Data records:
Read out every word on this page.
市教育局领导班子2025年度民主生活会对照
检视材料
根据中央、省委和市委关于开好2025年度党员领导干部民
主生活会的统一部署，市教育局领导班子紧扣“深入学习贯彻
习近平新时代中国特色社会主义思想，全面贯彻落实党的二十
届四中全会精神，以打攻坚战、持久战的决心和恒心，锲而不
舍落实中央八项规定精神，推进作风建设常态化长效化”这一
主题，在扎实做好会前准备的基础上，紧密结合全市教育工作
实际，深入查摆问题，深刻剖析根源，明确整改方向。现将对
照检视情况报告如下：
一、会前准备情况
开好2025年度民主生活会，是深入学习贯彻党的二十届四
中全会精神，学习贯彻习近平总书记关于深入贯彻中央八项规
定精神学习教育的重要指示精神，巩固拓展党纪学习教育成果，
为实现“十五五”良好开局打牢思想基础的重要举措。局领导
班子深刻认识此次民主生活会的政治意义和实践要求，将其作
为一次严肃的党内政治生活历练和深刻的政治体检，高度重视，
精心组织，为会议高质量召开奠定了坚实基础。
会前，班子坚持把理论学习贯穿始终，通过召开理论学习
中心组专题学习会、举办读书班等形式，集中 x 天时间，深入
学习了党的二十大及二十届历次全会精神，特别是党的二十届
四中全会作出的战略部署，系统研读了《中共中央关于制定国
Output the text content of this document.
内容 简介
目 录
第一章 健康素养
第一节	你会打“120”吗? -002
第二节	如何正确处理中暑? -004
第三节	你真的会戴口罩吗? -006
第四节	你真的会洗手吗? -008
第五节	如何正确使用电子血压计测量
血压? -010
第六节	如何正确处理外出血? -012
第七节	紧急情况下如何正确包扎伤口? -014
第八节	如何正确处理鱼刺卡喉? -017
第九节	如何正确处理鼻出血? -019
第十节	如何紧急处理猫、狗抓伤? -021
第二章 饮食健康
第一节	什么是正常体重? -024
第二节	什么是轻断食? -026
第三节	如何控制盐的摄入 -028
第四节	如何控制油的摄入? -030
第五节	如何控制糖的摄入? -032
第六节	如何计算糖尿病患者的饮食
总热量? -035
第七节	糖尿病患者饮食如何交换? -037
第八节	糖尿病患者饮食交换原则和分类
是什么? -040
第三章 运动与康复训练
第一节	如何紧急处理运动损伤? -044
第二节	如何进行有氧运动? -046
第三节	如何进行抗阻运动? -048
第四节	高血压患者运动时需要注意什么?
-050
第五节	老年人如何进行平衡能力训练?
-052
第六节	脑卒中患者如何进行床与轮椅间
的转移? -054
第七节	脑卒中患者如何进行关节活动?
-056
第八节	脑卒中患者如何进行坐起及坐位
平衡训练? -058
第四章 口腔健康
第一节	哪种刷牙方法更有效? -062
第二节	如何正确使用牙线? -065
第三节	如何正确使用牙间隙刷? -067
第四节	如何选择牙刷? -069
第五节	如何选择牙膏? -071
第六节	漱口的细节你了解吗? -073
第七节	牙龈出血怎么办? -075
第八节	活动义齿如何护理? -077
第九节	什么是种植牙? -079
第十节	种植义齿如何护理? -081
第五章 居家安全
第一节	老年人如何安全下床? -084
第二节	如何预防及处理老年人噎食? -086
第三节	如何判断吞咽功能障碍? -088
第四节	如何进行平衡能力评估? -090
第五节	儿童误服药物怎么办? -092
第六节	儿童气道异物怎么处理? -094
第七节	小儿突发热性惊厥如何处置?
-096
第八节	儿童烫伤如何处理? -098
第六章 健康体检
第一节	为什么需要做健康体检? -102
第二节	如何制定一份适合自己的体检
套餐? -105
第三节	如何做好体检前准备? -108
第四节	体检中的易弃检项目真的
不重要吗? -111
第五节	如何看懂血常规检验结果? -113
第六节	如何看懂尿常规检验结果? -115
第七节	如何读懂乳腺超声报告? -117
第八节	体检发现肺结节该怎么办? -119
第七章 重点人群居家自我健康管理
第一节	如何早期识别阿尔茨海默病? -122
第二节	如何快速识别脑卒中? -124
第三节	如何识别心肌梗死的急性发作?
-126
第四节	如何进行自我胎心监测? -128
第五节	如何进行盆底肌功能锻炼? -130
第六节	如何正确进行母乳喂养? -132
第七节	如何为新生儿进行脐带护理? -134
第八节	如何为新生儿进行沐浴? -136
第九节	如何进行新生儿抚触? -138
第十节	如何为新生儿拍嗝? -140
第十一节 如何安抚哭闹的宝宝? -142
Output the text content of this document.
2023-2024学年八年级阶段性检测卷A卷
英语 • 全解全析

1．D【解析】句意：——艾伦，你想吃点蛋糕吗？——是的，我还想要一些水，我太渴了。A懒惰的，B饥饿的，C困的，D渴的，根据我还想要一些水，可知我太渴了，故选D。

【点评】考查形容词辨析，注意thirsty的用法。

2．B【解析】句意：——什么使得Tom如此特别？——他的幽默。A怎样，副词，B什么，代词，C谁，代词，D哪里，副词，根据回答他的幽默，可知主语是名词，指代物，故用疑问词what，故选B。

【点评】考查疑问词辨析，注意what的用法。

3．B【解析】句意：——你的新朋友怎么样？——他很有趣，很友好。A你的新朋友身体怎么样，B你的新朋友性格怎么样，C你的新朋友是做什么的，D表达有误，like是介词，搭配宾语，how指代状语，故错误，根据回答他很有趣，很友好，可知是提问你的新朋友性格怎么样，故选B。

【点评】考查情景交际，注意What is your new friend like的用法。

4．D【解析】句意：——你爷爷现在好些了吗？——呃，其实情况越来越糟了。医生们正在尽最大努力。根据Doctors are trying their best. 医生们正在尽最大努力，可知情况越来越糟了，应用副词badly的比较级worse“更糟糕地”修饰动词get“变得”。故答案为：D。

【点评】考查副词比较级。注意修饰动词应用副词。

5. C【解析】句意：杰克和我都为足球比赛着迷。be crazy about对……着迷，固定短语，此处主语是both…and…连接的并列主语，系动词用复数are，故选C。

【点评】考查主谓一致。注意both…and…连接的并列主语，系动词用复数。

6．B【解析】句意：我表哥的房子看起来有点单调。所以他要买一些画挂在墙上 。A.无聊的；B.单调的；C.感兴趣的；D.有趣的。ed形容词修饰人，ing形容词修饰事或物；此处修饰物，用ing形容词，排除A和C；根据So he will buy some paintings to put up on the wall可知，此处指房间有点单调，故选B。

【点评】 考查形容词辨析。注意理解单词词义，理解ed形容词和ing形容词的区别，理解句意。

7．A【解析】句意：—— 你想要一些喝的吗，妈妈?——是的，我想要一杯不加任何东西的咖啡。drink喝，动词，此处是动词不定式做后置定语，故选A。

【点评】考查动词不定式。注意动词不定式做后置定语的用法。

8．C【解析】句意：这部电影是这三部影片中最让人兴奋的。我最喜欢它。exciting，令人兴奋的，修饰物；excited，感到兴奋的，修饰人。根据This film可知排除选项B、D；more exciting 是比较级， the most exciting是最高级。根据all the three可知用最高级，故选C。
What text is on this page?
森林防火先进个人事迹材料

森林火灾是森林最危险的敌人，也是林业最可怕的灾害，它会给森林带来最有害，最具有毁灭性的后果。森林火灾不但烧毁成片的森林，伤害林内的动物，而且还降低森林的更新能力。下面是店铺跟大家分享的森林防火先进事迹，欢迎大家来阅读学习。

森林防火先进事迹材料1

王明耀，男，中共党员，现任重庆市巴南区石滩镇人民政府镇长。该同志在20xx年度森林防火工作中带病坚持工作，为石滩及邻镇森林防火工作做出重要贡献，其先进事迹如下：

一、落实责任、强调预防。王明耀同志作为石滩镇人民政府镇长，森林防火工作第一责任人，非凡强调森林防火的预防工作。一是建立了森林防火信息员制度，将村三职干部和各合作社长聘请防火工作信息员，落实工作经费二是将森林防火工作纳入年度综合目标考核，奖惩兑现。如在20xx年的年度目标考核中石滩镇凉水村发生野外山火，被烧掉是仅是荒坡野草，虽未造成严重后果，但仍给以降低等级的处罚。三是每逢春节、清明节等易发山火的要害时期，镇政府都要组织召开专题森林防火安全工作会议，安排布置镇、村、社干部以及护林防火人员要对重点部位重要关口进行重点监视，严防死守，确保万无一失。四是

◆ SHORT PROBLEM:
The line containing "What text is on this page?" marks the start; retype it and each line after it through the end of the records above, exactly.

◆ THE ANSWER:
What text is on this page?
森林防火先进个人事迹材料

森林火灾是森林最危险的敌人，也是林业最可怕的灾害，它会给森林带来最有害，最具有毁灭性的后果。森林火灾不但烧毁成片的森林，伤害林内的动物，而且还降低森林的更新能力。下面是店铺跟大家分享的森林防火先进事迹，欢迎大家来阅读学习。

森林防火先进事迹材料1

王明耀，男，中共党员，现任重庆市巴南区石滩镇人民政府镇长。该同志在20xx年度森林防火工作中带病坚持工作，为石滩及邻镇森林防火工作做出重要贡献，其先进事迹如下：

一、落实责任、强调预防。王明耀同志作为石滩镇人民政府镇长，森林防火工作第一责任人，非凡强调森林防火的预防工作。一是建立了森林防火信息员制度，将村三职干部和各合作社长聘请防火工作信息员，落实工作经费二是将森林防火工作纳入年度综合目标考核，奖惩兑现。如在20xx年的年度目标考核中石滩镇凉水村发生野外山火，被烧掉是仅是荒坡野草，虽未造成严重后果，但仍给以降低等级的处罚。三是每逢春节、清明节等易发山火的要害时期，镇政府都要组织召开专题森林防火安全工作会议，安排布置镇、村、社干部以及护林防火人员要对重点部位重要关口进行重点监视，严防死守，确保万无一失。四是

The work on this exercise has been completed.